# Goal
Copy everything in the listing below word for word, apart from any images.
==== Exercise inputs
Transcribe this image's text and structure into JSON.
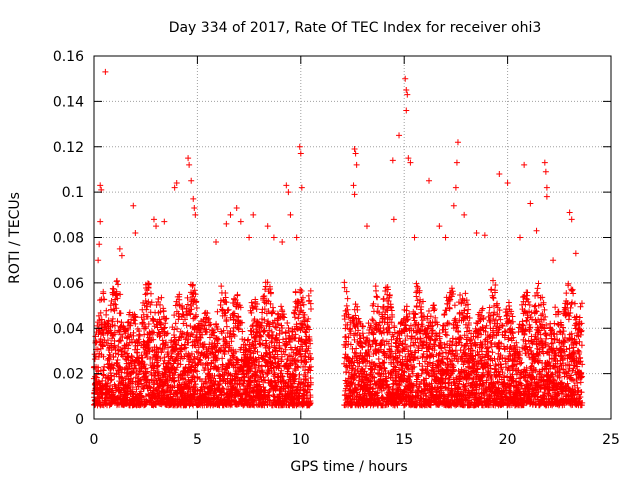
{
  "chart_data": {
    "type": "scatter",
    "title": "Day 334 of 2017, Rate Of TEC Index for receiver ohi3",
    "xlabel": "GPS time / hours",
    "ylabel": "ROTI / TECUs",
    "xlim": [
      0,
      25
    ],
    "ylim": [
      0,
      0.16
    ],
    "x_ticks": [
      "0",
      "5",
      "10",
      "15",
      "20",
      "25"
    ],
    "y_ticks": [
      "0",
      "0.02",
      "0.04",
      "0.06",
      "0.08",
      "0.1",
      "0.12",
      "0.14",
      "0.16"
    ],
    "grid": true,
    "legend": "none",
    "marker": "plus",
    "color": "#ff0000",
    "series": [
      {
        "values": [
          [
            0.55,
            0.153
          ],
          [
            0.3,
            0.103
          ],
          [
            0.35,
            0.101
          ],
          [
            0.3,
            0.087
          ],
          [
            0.25,
            0.077
          ],
          [
            0.2,
            0.07
          ],
          [
            1.25,
            0.075
          ],
          [
            1.35,
            0.072
          ],
          [
            1.9,
            0.094
          ],
          [
            2.0,
            0.082
          ],
          [
            2.9,
            0.088
          ],
          [
            3.0,
            0.085
          ],
          [
            3.4,
            0.087
          ],
          [
            3.9,
            0.102
          ],
          [
            4.0,
            0.104
          ],
          [
            4.55,
            0.115
          ],
          [
            4.6,
            0.112
          ],
          [
            4.7,
            0.105
          ],
          [
            4.8,
            0.097
          ],
          [
            4.85,
            0.093
          ],
          [
            4.9,
            0.09
          ],
          [
            5.9,
            0.078
          ],
          [
            6.4,
            0.086
          ],
          [
            6.6,
            0.09
          ],
          [
            6.9,
            0.093
          ],
          [
            7.1,
            0.087
          ],
          [
            7.5,
            0.08
          ],
          [
            7.7,
            0.09
          ],
          [
            8.4,
            0.085
          ],
          [
            8.7,
            0.08
          ],
          [
            9.1,
            0.078
          ],
          [
            9.3,
            0.103
          ],
          [
            9.4,
            0.1
          ],
          [
            9.5,
            0.09
          ],
          [
            9.8,
            0.08
          ],
          [
            9.95,
            0.12
          ],
          [
            10.0,
            0.117
          ],
          [
            10.05,
            0.102
          ],
          [
            12.6,
            0.119
          ],
          [
            12.65,
            0.117
          ],
          [
            12.7,
            0.112
          ],
          [
            12.55,
            0.103
          ],
          [
            12.6,
            0.099
          ],
          [
            13.2,
            0.085
          ],
          [
            14.45,
            0.114
          ],
          [
            14.5,
            0.088
          ],
          [
            14.75,
            0.125
          ],
          [
            15.05,
            0.15
          ],
          [
            15.1,
            0.145
          ],
          [
            15.15,
            0.143
          ],
          [
            15.1,
            0.136
          ],
          [
            15.2,
            0.115
          ],
          [
            15.3,
            0.113
          ],
          [
            15.5,
            0.08
          ],
          [
            16.2,
            0.105
          ],
          [
            16.7,
            0.085
          ],
          [
            17.0,
            0.08
          ],
          [
            17.4,
            0.094
          ],
          [
            17.6,
            0.122
          ],
          [
            17.55,
            0.113
          ],
          [
            17.5,
            0.102
          ],
          [
            17.9,
            0.09
          ],
          [
            18.5,
            0.082
          ],
          [
            18.9,
            0.081
          ],
          [
            19.6,
            0.108
          ],
          [
            20.0,
            0.104
          ],
          [
            20.6,
            0.08
          ],
          [
            20.8,
            0.112
          ],
          [
            21.1,
            0.095
          ],
          [
            21.4,
            0.083
          ],
          [
            21.8,
            0.113
          ],
          [
            21.85,
            0.109
          ],
          [
            21.9,
            0.102
          ],
          [
            21.9,
            0.098
          ],
          [
            22.2,
            0.07
          ],
          [
            23.0,
            0.091
          ],
          [
            23.1,
            0.088
          ],
          [
            23.3,
            0.073
          ]
        ]
      }
    ],
    "dense_regions": [
      {
        "x_start": 0.0,
        "x_end": 10.5,
        "y_min": 0.004,
        "y_max": 0.06
      },
      {
        "x_start": 12.1,
        "x_end": 23.6,
        "y_min": 0.004,
        "y_max": 0.06
      }
    ]
  }
}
========
# Task result
Transcribe this image's text and structure into JSON.
{
  "chart_data": {
    "type": "scatter",
    "title": "Day 334 of 2017, Rate Of TEC Index for receiver ohi3",
    "xlabel": "GPS time / hours",
    "ylabel": "ROTI / TECUs",
    "xlim": [
      0,
      25
    ],
    "ylim": [
      0,
      0.16
    ],
    "x_ticks": [
      "0",
      "5",
      "10",
      "15",
      "20",
      "25"
    ],
    "y_ticks": [
      "0",
      "0.02",
      "0.04",
      "0.06",
      "0.08",
      "0.1",
      "0.12",
      "0.14",
      "0.16"
    ],
    "grid": true,
    "legend": "none",
    "marker": "plus",
    "color": "#ff0000",
    "series": [
      {
        "values": [
          [
            0.55,
            0.153
          ],
          [
            0.3,
            0.103
          ],
          [
            0.35,
            0.101
          ],
          [
            0.3,
            0.087
          ],
          [
            0.25,
            0.077
          ],
          [
            0.2,
            0.07
          ],
          [
            1.25,
            0.075
          ],
          [
            1.35,
            0.072
          ],
          [
            1.9,
            0.094
          ],
          [
            2.0,
            0.082
          ],
          [
            2.9,
            0.088
          ],
          [
            3.0,
            0.085
          ],
          [
            3.4,
            0.087
          ],
          [
            3.9,
            0.102
          ],
          [
            4.0,
            0.104
          ],
          [
            4.55,
            0.115
          ],
          [
            4.6,
            0.112
          ],
          [
            4.7,
            0.105
          ],
          [
            4.8,
            0.097
          ],
          [
            4.85,
            0.093
          ],
          [
            4.9,
            0.09
          ],
          [
            5.9,
            0.078
          ],
          [
            6.4,
            0.086
          ],
          [
            6.6,
            0.09
          ],
          [
            6.9,
            0.093
          ],
          [
            7.1,
            0.087
          ],
          [
            7.5,
            0.08
          ],
          [
            7.7,
            0.09
          ],
          [
            8.4,
            0.085
          ],
          [
            8.7,
            0.08
          ],
          [
            9.1,
            0.078
          ],
          [
            9.3,
            0.103
          ],
          [
            9.4,
            0.1
          ],
          [
            9.5,
            0.09
          ],
          [
            9.8,
            0.08
          ],
          [
            9.95,
            0.12
          ],
          [
            10.0,
            0.117
          ],
          [
            10.05,
            0.102
          ],
          [
            12.6,
            0.119
          ],
          [
            12.65,
            0.117
          ],
          [
            12.7,
            0.112
          ],
          [
            12.55,
            0.103
          ],
          [
            12.6,
            0.099
          ],
          [
            13.2,
            0.085
          ],
          [
            14.45,
            0.114
          ],
          [
            14.5,
            0.088
          ],
          [
            14.75,
            0.125
          ],
          [
            15.05,
            0.15
          ],
          [
            15.1,
            0.145
          ],
          [
            15.15,
            0.143
          ],
          [
            15.1,
            0.136
          ],
          [
            15.2,
            0.115
          ],
          [
            15.3,
            0.113
          ],
          [
            15.5,
            0.08
          ],
          [
            16.2,
            0.105
          ],
          [
            16.7,
            0.085
          ],
          [
            17.0,
            0.08
          ],
          [
            17.4,
            0.094
          ],
          [
            17.6,
            0.122
          ],
          [
            17.55,
            0.113
          ],
          [
            17.5,
            0.102
          ],
          [
            17.9,
            0.09
          ],
          [
            18.5,
            0.082
          ],
          [
            18.9,
            0.081
          ],
          [
            19.6,
            0.108
          ],
          [
            20.0,
            0.104
          ],
          [
            20.6,
            0.08
          ],
          [
            20.8,
            0.112
          ],
          [
            21.1,
            0.095
          ],
          [
            21.4,
            0.083
          ],
          [
            21.8,
            0.113
          ],
          [
            21.85,
            0.109
          ],
          [
            21.9,
            0.102
          ],
          [
            21.9,
            0.098
          ],
          [
            22.2,
            0.07
          ],
          [
            23.0,
            0.091
          ],
          [
            23.1,
            0.088
          ],
          [
            23.3,
            0.073
          ]
        ]
      }
    ],
    "dense_regions": [
      {
        "x_start": 0.0,
        "x_end": 10.5,
        "y_min": 0.004,
        "y_max": 0.06
      },
      {
        "x_start": 12.1,
        "x_end": 23.6,
        "y_min": 0.004,
        "y_max": 0.06
      }
    ]
  }
}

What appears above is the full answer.